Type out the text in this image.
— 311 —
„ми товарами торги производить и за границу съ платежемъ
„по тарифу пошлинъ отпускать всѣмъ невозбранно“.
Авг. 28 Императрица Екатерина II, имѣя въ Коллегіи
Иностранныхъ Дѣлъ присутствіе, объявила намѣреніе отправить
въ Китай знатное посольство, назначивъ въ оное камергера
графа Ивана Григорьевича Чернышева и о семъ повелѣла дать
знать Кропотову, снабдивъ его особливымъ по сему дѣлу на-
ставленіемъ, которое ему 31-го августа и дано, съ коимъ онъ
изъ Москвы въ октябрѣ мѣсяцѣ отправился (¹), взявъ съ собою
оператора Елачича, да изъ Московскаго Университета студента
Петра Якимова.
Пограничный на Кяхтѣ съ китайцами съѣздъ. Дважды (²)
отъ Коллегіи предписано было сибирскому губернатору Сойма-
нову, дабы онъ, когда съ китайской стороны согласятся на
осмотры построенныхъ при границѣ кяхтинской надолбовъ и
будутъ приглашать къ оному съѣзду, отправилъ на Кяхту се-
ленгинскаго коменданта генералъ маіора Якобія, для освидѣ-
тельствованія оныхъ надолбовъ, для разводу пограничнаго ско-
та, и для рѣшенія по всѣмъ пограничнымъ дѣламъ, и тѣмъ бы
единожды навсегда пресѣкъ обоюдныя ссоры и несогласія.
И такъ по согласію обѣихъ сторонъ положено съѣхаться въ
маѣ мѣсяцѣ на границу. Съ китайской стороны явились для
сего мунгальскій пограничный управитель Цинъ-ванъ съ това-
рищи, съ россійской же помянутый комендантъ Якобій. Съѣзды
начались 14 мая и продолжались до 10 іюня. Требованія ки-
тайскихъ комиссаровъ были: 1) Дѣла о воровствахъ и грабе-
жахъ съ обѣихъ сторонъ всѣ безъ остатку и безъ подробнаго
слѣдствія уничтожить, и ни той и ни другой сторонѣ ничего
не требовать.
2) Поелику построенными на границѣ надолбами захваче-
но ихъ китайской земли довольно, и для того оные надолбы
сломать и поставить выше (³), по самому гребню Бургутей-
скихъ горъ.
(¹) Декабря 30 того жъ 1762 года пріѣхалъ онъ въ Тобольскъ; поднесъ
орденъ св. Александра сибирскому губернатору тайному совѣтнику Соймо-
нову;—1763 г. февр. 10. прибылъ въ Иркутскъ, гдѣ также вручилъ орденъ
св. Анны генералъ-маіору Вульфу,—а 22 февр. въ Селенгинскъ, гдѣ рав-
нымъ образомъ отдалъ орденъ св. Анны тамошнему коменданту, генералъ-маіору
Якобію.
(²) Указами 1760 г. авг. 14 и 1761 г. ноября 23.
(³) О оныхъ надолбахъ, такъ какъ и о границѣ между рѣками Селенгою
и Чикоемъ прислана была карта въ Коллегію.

————————

◆ **TASK DESCRIPTION**:
Count the lines that hold the string "губернатору", and reply with that number alone.

◆ **FINISHED ANSWER**:
2